▶ **WHAT NEEDS TO BE DONE**
Count the lines in the listing below that contain the string "series", treating uppercase and lowercase as different, and reply with the number alone.

:: PROVIDED DATA

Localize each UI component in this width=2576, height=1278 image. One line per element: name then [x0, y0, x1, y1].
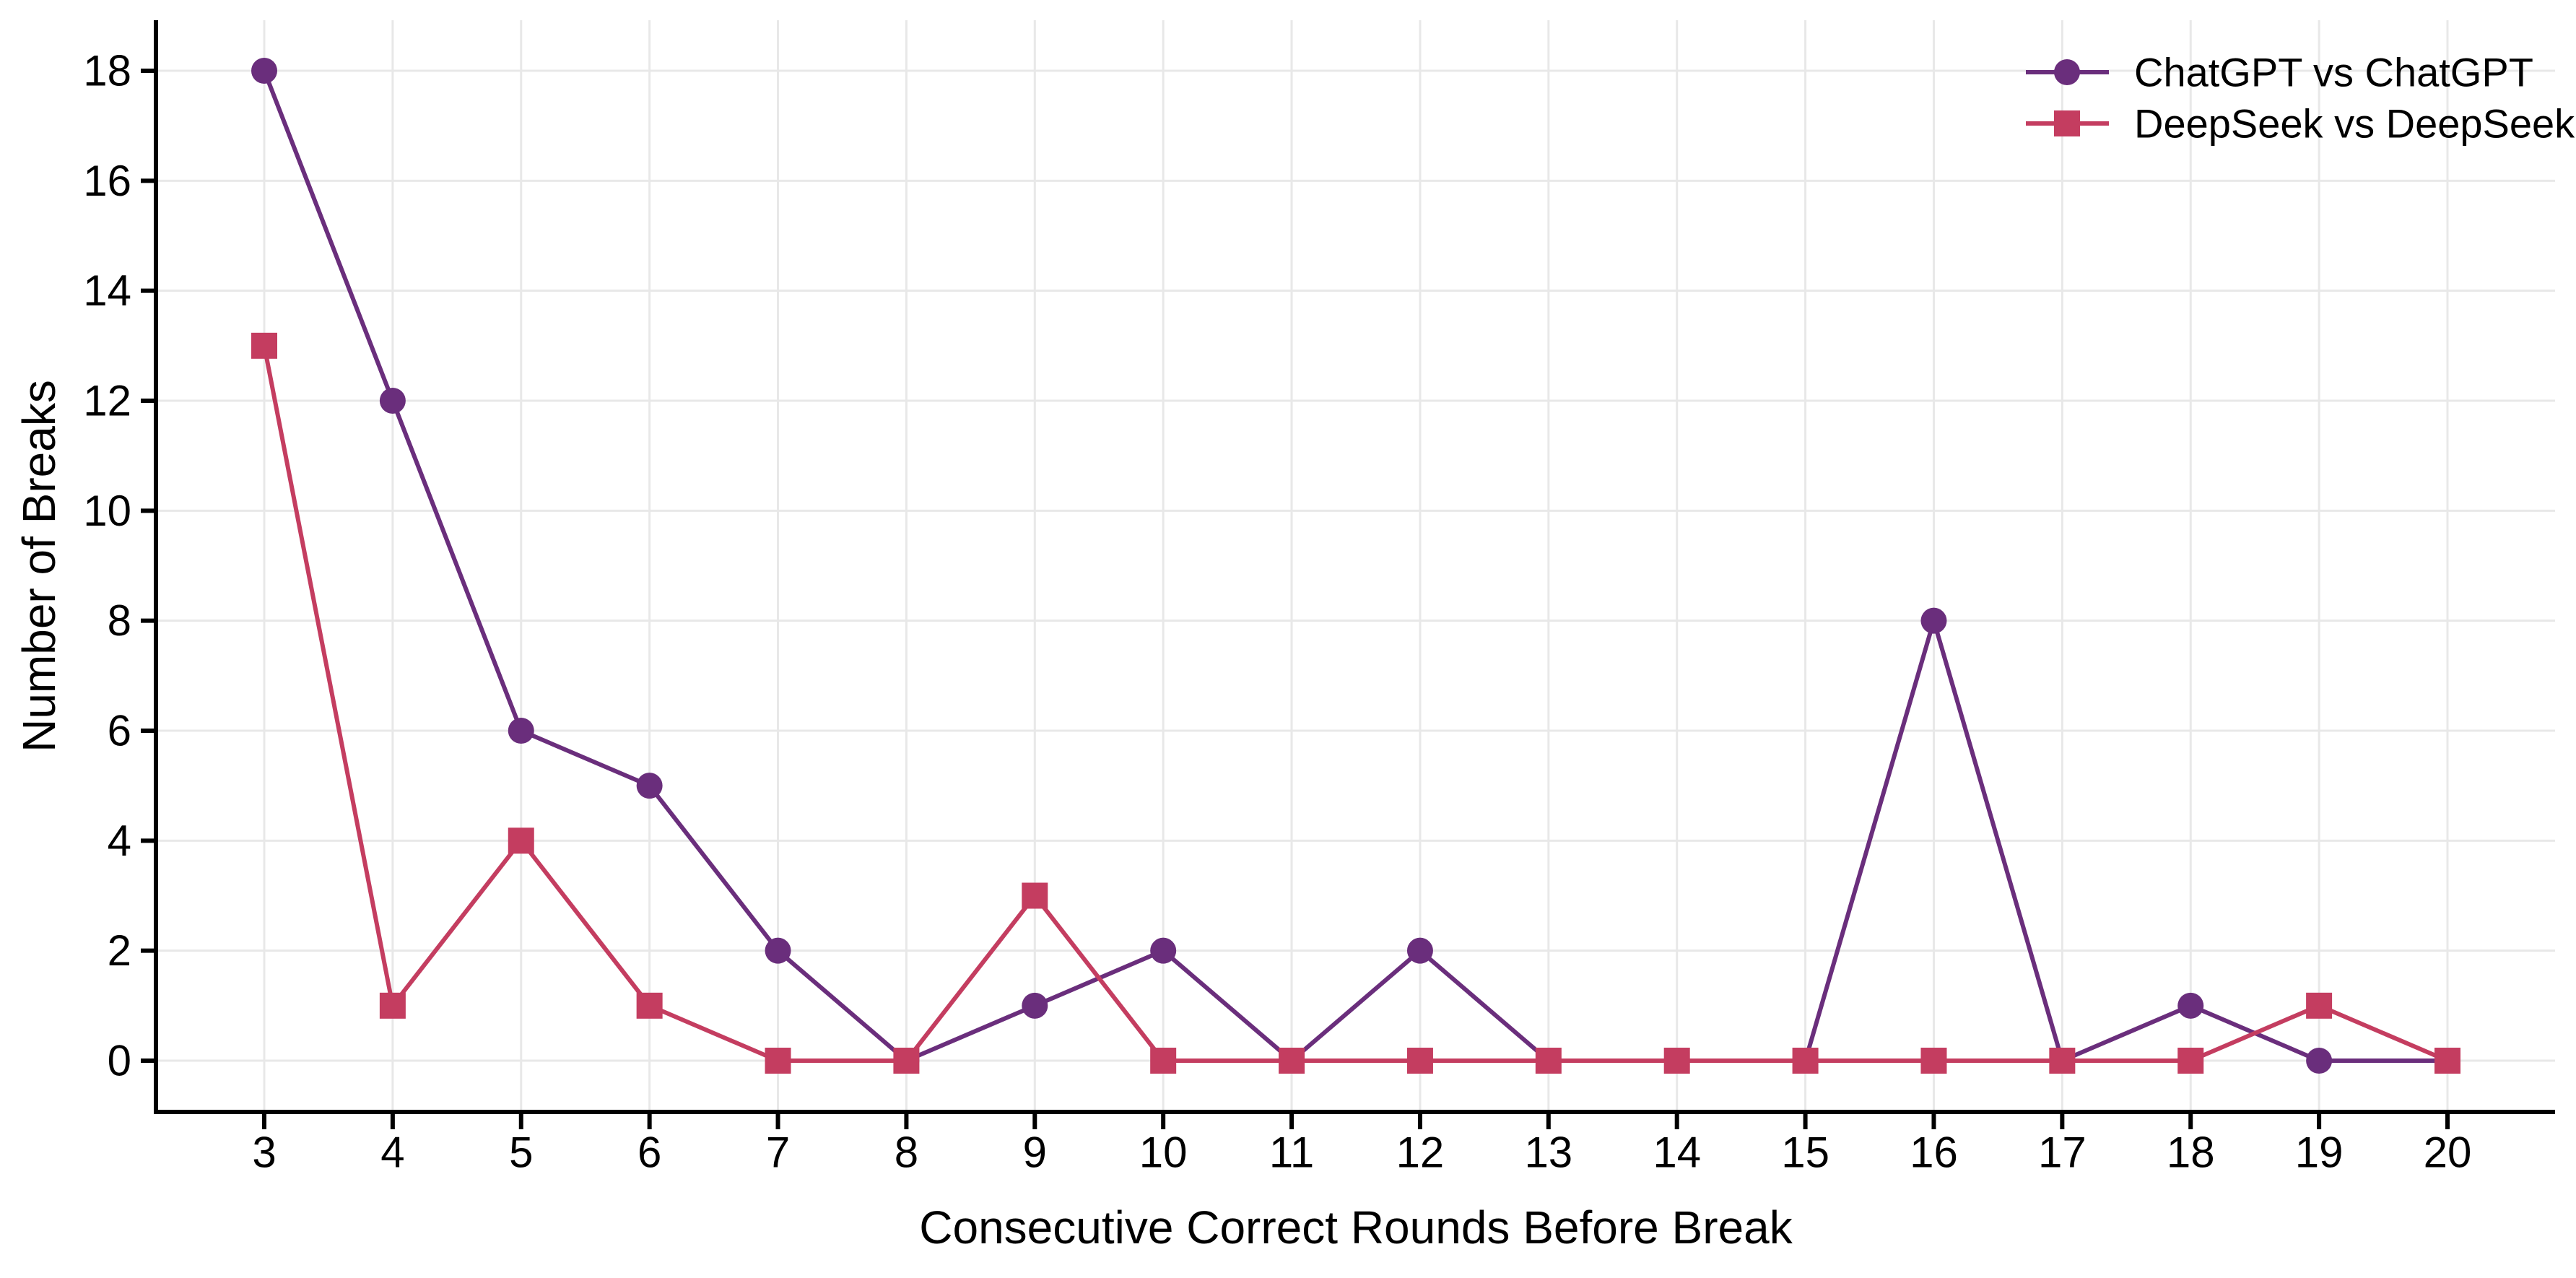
x-axis-title: Consecutive Correct Rounds Before Break	[919, 1201, 1793, 1253]
data-point-square	[2177, 1048, 2204, 1074]
data-point-circle	[2177, 992, 2204, 1019]
data-point-square	[508, 827, 534, 854]
x-tick-label: 8	[895, 1129, 918, 1177]
data-point-square	[2049, 1048, 2076, 1074]
data-point-circle	[2306, 1048, 2333, 1074]
data-point-square	[1406, 1048, 1433, 1074]
y-tick-label: 8	[108, 596, 131, 645]
data-point-circle	[1022, 992, 1048, 1019]
data-point-square	[765, 1048, 791, 1074]
x-tick-label: 18	[2167, 1129, 2215, 1177]
x-tick-label: 12	[1396, 1129, 1445, 1177]
x-tick-label: 3	[252, 1129, 276, 1177]
data-point-square	[1663, 1048, 1690, 1074]
y-tick-label: 4	[108, 817, 131, 865]
x-tick-label: 4	[380, 1129, 404, 1177]
x-tick-label: 10	[1139, 1129, 1188, 1177]
data-point-circle	[636, 773, 663, 799]
y-tick-label: 6	[108, 707, 131, 755]
data-point-square	[1920, 1048, 1947, 1074]
y-tick-label: 12	[83, 377, 131, 425]
y-tick-label: 0	[108, 1037, 131, 1085]
data-point-square	[1022, 882, 1048, 909]
x-tick-label: 6	[638, 1129, 661, 1177]
x-tick-label: 15	[1781, 1129, 1829, 1177]
legend-square-marker-icon	[2054, 110, 2080, 136]
data-point-circle	[765, 937, 791, 964]
data-point-square	[2434, 1048, 2460, 1074]
data-point-circle	[1920, 607, 1947, 634]
series-line	[262, 69, 2447, 1063]
x-tick-label: 14	[1653, 1129, 1701, 1177]
data-point-square	[893, 1048, 920, 1074]
legend-item-deepseek: DeepSeek vs DeepSeek	[2026, 101, 2575, 147]
legend-label-chatgpt: ChatGPT vs ChatGPT	[2134, 50, 2533, 95]
data-point-square	[1792, 1048, 1819, 1074]
data-point-square	[379, 992, 406, 1019]
y-tick-label: 10	[83, 487, 131, 535]
gridlines	[156, 20, 2555, 1112]
x-tick-label: 7	[766, 1129, 790, 1177]
data-series	[251, 58, 2460, 1074]
series-deepseek-vs-deepseek	[251, 332, 2460, 1074]
data-point-circle	[251, 58, 277, 84]
x-tick-label: 20	[2424, 1129, 2472, 1177]
y-tick-label: 18	[83, 47, 131, 95]
data-point-square	[636, 992, 663, 1019]
tick-labels: 3 4 5 6 7 8 9 10 11 12 13 14 15 16 17 18 19 20 0 2 4 6 8 10 12 14…	[83, 47, 2471, 1177]
axes	[141, 20, 2555, 1129]
legend-label-deepseek: DeepSeek vs DeepSeek	[2134, 101, 2575, 147]
series-line	[262, 345, 2449, 1063]
y-tick-label: 14	[83, 266, 131, 315]
data-point-circle	[379, 388, 406, 414]
x-tick-label: 16	[1910, 1129, 1958, 1177]
legend-circle-marker-icon	[2054, 59, 2080, 85]
data-point-square	[1150, 1048, 1177, 1074]
y-tick-label: 16	[83, 157, 131, 205]
data-point-square	[1279, 1048, 1305, 1074]
legend-item-chatgpt: ChatGPT vs ChatGPT	[2026, 50, 2533, 95]
x-tick-label: 17	[2038, 1129, 2087, 1177]
data-point-circle	[508, 718, 534, 744]
data-point-circle	[1150, 937, 1177, 964]
x-tick-label: 5	[509, 1129, 533, 1177]
x-tick-label: 13	[1524, 1129, 1572, 1177]
data-point-square	[1535, 1048, 1562, 1074]
x-tick-label: 9	[1023, 1129, 1047, 1177]
y-tick-label: 2	[108, 926, 131, 975]
y-axis-title: Number of Breaks	[13, 380, 65, 752]
data-point-square	[2306, 992, 2333, 1019]
x-tick-label: 11	[1269, 1129, 1314, 1177]
x-tick-label: 19	[2295, 1129, 2344, 1177]
legend: ChatGPT vs ChatGPT DeepSeek vs DeepSeek	[2026, 50, 2575, 147]
data-point-square	[251, 332, 277, 359]
data-point-circle	[1406, 937, 1433, 964]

::::

▶ **THE RESPONSE**
4